Set task
Copy out word for word the rows between the one holding "battery-percent: 100%: [494, 3, 517, 13]" and the one holding "plus-icon: +: [468, 188, 477, 204]", inclusive.

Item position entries
+++
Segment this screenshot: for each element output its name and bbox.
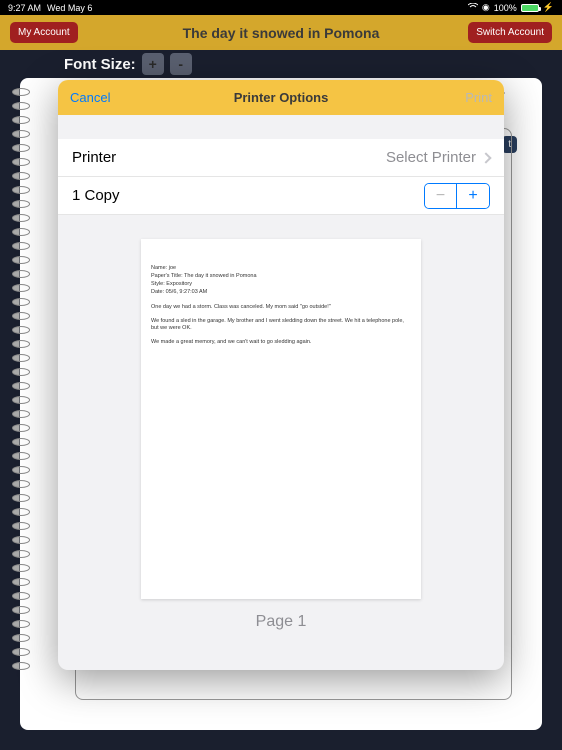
battery-percent: 100%: [494, 3, 517, 13]
preview-para1: One day we had a storm. Class was cancel…: [151, 304, 411, 311]
font-size-label: Font Size:: [64, 56, 136, 73]
battery-icon: [521, 4, 539, 12]
plus-icon: +: [468, 188, 477, 204]
preview-style: Style: Expository: [151, 281, 411, 288]
modal-header: Cancel Printer Options Print: [58, 80, 504, 115]
print-button[interactable]: Print: [465, 90, 492, 105]
copies-label: 1 Copy: [72, 187, 120, 204]
font-decrease-button[interactable]: -: [170, 53, 192, 75]
print-preview-area: Name: joe Paper's Title: The day it snow…: [58, 215, 504, 670]
status-date: Wed May 6: [47, 3, 92, 13]
preview-para3: We made a great memory, and we can't wai…: [151, 339, 411, 346]
page-preview[interactable]: Name: joe Paper's Title: The day it snow…: [141, 239, 421, 599]
status-bar: 9:27 AM Wed May 6 ◉ 100% ⚡: [0, 0, 562, 15]
cancel-button[interactable]: Cancel: [70, 90, 110, 105]
printer-value: Select Printer: [386, 149, 476, 166]
preview-date: Date: 05/6, 9:27:03 AM: [151, 289, 411, 296]
preview-name: Name: joe: [151, 265, 411, 272]
copies-row: 1 Copy − +: [58, 177, 504, 215]
spiral-binding: [12, 88, 32, 720]
copies-stepper: − +: [424, 183, 490, 209]
status-time: 9:27 AM: [8, 3, 41, 13]
printer-label: Printer: [72, 149, 116, 166]
app-header: My Account The day it snowed in Pomona S…: [0, 15, 562, 50]
preview-para2: We found a sled in the garage. My brothe…: [151, 318, 411, 332]
minus-icon: −: [436, 188, 445, 204]
preview-title: Paper's Title: The day it snowed in Pomo…: [151, 273, 411, 280]
copies-decrement-button[interactable]: −: [425, 184, 457, 208]
my-account-button[interactable]: My Account: [10, 22, 78, 43]
switch-account-button[interactable]: Switch Account: [468, 22, 552, 43]
font-increase-button[interactable]: +: [142, 53, 164, 75]
font-size-toolbar: Font Size: + -: [0, 50, 562, 78]
chevron-right-icon: [480, 152, 491, 163]
charging-icon: ⚡: [543, 2, 554, 13]
wifi-icon: [468, 3, 478, 13]
app-title: The day it snowed in Pomona: [183, 25, 380, 41]
page-number-label: Page 1: [256, 613, 307, 631]
printer-options-modal: Cancel Printer Options Print Printer Sel…: [58, 80, 504, 670]
copies-increment-button[interactable]: +: [457, 184, 489, 208]
printer-row[interactable]: Printer Select Printer: [58, 139, 504, 177]
location-icon: ◉: [482, 2, 490, 13]
modal-title: Printer Options: [234, 90, 329, 105]
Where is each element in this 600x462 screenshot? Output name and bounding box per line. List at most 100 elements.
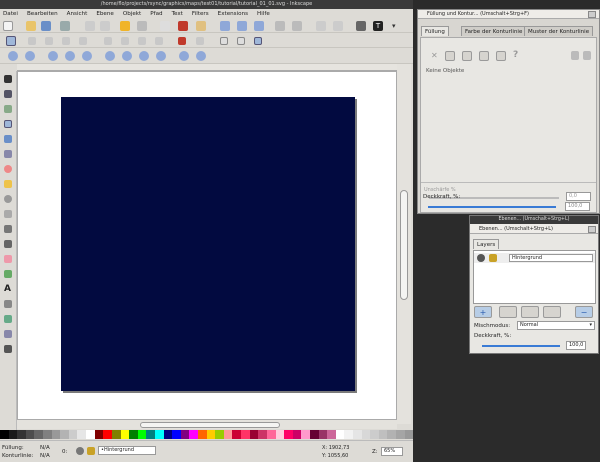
tab-layers[interactable]: Layers xyxy=(473,239,500,249)
zoom-page-icon[interactable] xyxy=(139,51,149,61)
gradient-tool-icon[interactable] xyxy=(4,330,12,338)
import-icon[interactable] xyxy=(85,21,95,31)
zoom-previous-icon[interactable] xyxy=(179,51,189,61)
palette-swatch[interactable] xyxy=(68,430,78,439)
tab-stroke-paint[interactable]: Farbe der Konturlinie xyxy=(461,26,527,36)
new-document-icon[interactable] xyxy=(3,21,13,31)
connector-tool-icon[interactable] xyxy=(4,315,12,323)
palette-swatch[interactable] xyxy=(275,430,285,439)
palette-swatch[interactable] xyxy=(17,430,26,439)
zoom-drawing-icon[interactable] xyxy=(237,21,247,31)
zoom-selection-icon[interactable] xyxy=(220,21,230,31)
palette-swatch[interactable] xyxy=(361,430,371,439)
flip-horizontal-icon[interactable] xyxy=(62,37,70,45)
menu-filters[interactable]: Filters xyxy=(192,11,209,17)
rotate-90-cw-icon[interactable] xyxy=(45,37,53,45)
menu-objekt[interactable]: Objekt xyxy=(123,11,141,17)
fill-stroke-icon[interactable] xyxy=(356,21,366,31)
palette-swatch[interactable] xyxy=(206,430,216,439)
palette-swatch[interactable] xyxy=(129,430,138,439)
redo-icon[interactable] xyxy=(137,21,147,31)
menu-pfad[interactable]: Pfad xyxy=(150,11,162,17)
rectangle-tool-icon[interactable] xyxy=(4,135,12,143)
clone-icon[interactable] xyxy=(292,21,302,31)
eye-icon[interactable] xyxy=(76,447,84,455)
save-icon[interactable] xyxy=(41,21,51,31)
palette-swatch[interactable] xyxy=(25,430,35,439)
layer-name-field[interactable]: Hintergrund xyxy=(509,254,593,262)
ungroup-icon[interactable] xyxy=(333,21,343,31)
palette-swatch[interactable] xyxy=(266,430,276,439)
palette-swatch[interactable] xyxy=(301,430,310,439)
palette-swatch[interactable] xyxy=(163,430,173,439)
palette-swatch[interactable] xyxy=(154,430,164,439)
zoom-in-icon[interactable] xyxy=(8,51,18,61)
copy-icon[interactable] xyxy=(160,21,170,31)
grid-icon[interactable] xyxy=(237,37,245,45)
group-icon[interactable] xyxy=(316,21,326,31)
opacity-slider[interactable] xyxy=(428,206,556,208)
remove-layer-button[interactable]: − xyxy=(575,306,593,318)
print-icon[interactable] xyxy=(60,21,70,31)
zoom-1-1-icon[interactable] xyxy=(48,51,58,61)
pencil-tool-icon[interactable] xyxy=(4,210,12,218)
zoom-2-1-icon[interactable] xyxy=(82,51,92,61)
opacity-value[interactable]: 0: xyxy=(62,449,67,455)
flip-vertical-icon[interactable] xyxy=(79,37,87,45)
palette-swatch[interactable] xyxy=(352,430,362,439)
palette-swatch[interactable] xyxy=(146,430,155,439)
zoom-1-2-icon[interactable] xyxy=(65,51,75,61)
export-icon[interactable] xyxy=(100,21,110,31)
palette-swatch[interactable] xyxy=(404,430,414,439)
zoom-next-icon[interactable] xyxy=(196,51,206,61)
dropper-tool-icon[interactable] xyxy=(4,345,12,353)
palette-swatch[interactable] xyxy=(60,430,69,439)
blur-field[interactable]: 0,0 xyxy=(566,192,591,201)
palette-swatch[interactable] xyxy=(387,430,397,439)
menu-ebene[interactable]: Ebene xyxy=(96,11,114,17)
pen-tool-icon[interactable] xyxy=(4,225,12,233)
palette-swatch[interactable] xyxy=(86,430,95,439)
palette-swatch[interactable] xyxy=(172,430,181,439)
close-icon[interactable] xyxy=(588,226,596,233)
cut-icon[interactable] xyxy=(178,21,188,31)
palette-swatch[interactable] xyxy=(223,430,233,439)
tweak-tool-icon[interactable] xyxy=(4,105,12,113)
fill-rule-nonzero-icon[interactable] xyxy=(583,51,591,60)
palette-swatch[interactable] xyxy=(396,430,405,439)
palette-swatch[interactable] xyxy=(327,430,336,439)
lower-bottom-icon[interactable] xyxy=(155,37,163,45)
palette-swatch[interactable] xyxy=(51,430,61,439)
zoom-out-icon[interactable] xyxy=(25,51,35,61)
layer-row[interactable]: Hintergrund xyxy=(474,253,595,263)
unset-icon[interactable]: ? xyxy=(513,50,518,60)
text-tool-icon[interactable]: T xyxy=(373,21,383,31)
raise-icon[interactable] xyxy=(104,37,112,45)
horizontal-scroll-thumb[interactable] xyxy=(140,422,280,428)
palette-swatch[interactable] xyxy=(103,430,112,439)
zoom-drawing-icon[interactable] xyxy=(122,51,132,61)
calligraphy-tool-icon[interactable] xyxy=(4,240,12,248)
palette-swatch[interactable] xyxy=(241,430,250,439)
palette-swatch[interactable] xyxy=(215,430,224,439)
add-layer-button[interactable]: + xyxy=(474,306,492,318)
menu-ansicht[interactable]: Ansicht xyxy=(67,11,88,17)
palette-swatch[interactable] xyxy=(180,430,190,439)
menu-datei[interactable]: Datei xyxy=(3,11,18,17)
palette-swatch[interactable] xyxy=(284,430,293,439)
palette-swatch[interactable] xyxy=(0,430,9,439)
chevron-down-icon[interactable]: ▾ xyxy=(392,21,402,31)
menu-bearbeiten[interactable]: Bearbeiten xyxy=(27,11,58,17)
selector-tool-icon[interactable] xyxy=(4,75,12,83)
palette-swatch[interactable] xyxy=(43,430,52,439)
zoom-tool-icon[interactable] xyxy=(4,120,12,128)
undo-icon[interactable] xyxy=(120,21,130,31)
spiral-tool-icon[interactable] xyxy=(4,195,12,203)
menu-extensions[interactable]: Extensions xyxy=(218,11,248,17)
guides-icon[interactable] xyxy=(254,37,262,45)
palette-swatch[interactable] xyxy=(34,430,44,439)
open-icon[interactable] xyxy=(26,21,36,31)
layer-selector[interactable]: •Hintergrund xyxy=(98,446,156,455)
raise-layer-button[interactable] xyxy=(521,306,539,318)
lower-icon[interactable] xyxy=(121,37,129,45)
+++
The reply
battery-percent: 100%: [494, 3, 517, 13]
preview-para1: One day we had a storm. Class was cancel…: [151, 304, 411, 311]
font-size-label: Font Size:: [64, 56, 136, 73]
battery-icon: [521, 4, 539, 12]
plus-icon: +: [468, 188, 477, 204]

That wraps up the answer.